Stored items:
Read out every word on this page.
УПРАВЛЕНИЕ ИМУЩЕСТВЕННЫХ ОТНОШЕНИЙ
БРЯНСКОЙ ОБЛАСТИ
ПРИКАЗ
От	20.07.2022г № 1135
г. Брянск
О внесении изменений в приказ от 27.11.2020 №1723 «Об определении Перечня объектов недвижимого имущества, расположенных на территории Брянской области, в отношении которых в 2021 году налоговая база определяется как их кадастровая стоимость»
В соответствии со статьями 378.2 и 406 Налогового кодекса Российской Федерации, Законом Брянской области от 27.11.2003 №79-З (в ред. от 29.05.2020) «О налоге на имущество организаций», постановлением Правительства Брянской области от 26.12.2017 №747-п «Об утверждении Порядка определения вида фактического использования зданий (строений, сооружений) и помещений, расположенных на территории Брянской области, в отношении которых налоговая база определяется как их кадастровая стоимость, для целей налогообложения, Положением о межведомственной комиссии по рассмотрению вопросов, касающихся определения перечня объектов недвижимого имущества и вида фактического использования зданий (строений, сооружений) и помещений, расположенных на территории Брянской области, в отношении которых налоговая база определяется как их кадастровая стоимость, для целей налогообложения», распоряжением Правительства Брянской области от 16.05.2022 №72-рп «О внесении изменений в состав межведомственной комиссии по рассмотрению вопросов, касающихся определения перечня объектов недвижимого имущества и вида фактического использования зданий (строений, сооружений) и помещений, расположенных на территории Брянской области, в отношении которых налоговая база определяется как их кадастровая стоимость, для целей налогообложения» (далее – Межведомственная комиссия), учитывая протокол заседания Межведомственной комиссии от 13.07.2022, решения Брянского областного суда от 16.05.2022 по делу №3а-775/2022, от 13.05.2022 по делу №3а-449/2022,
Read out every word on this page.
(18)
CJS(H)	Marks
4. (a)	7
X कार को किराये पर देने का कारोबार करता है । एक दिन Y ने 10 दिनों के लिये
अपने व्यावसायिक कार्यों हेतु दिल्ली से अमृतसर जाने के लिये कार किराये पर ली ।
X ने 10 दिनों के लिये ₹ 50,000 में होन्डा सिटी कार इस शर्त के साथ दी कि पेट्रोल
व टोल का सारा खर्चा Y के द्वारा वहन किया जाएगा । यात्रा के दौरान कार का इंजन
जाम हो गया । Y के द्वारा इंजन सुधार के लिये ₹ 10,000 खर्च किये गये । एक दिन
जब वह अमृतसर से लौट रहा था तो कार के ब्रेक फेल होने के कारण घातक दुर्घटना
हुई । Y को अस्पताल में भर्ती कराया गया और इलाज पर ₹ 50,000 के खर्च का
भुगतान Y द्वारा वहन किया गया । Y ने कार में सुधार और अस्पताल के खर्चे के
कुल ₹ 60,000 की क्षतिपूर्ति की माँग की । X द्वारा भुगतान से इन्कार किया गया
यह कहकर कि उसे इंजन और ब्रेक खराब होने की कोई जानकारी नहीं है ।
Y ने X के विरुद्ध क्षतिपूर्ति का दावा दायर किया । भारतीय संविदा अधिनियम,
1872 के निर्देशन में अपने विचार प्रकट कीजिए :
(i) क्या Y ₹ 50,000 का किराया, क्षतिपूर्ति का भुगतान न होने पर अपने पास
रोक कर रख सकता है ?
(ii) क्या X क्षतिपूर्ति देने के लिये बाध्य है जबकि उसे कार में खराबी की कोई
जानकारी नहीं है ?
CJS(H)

## [WRITTEN TASK]
Reproduce each line holding the word "определяется".

## [WRITTEN SOLUTION]
О внесении изменений в приказ от 27.11.2020 №1723 «Об определении Перечня объектов недвижимого имущества, расположенных на территории Брянской области, в отношении которых в 2021 году налоговая база определяется как их кадастровая стоимость»
В соответствии со статьями 378.2 и 406 Налогового кодекса Российской Федерации, Законом Брянской области от 27.11.2003 №79-З (в ред. от 29.05.2020) «О налоге на имущество организаций», постановлением Правительства Брянской области от 26.12.2017 №747-п «Об утверждении Порядка определения вида фактического использования зданий (строений, сооружений) и помещений, расположенных на территории Брянской области, в отношении которых налоговая база определяется как их кадастровая стоимость, для целей налогообложения, Положением о межведомственной комиссии по рассмотрению вопросов, касающихся определения перечня объектов недвижимого имущества и вида фактического использования зданий (строений, сооружений) и помещений, расположенных на территории Брянской области, в отношении которых налоговая база определяется как их кадастровая стоимость, для целей налогообложения», распоряжением Правительства Брянской области от 16.05.2022 №72-рп «О внесении изменений в состав межведомственной комиссии по рассмотрению вопросов, касающихся определения перечня объектов недвижимого имущества и вида фактического использования зданий (строений, сооружений) и помещений, расположенных на территории Брянской области, в отношении которых налоговая база определяется как их кадастровая стоимость, для целей налогообложения» (далее – Межведомственная комиссия), учитывая протокол заседания Межведомственной комиссии от 13.07.2022, решения Брянского областного суда от 16.05.2022 по делу №3а-775/2022, от 13.05.2022 по делу №3а-449/2022,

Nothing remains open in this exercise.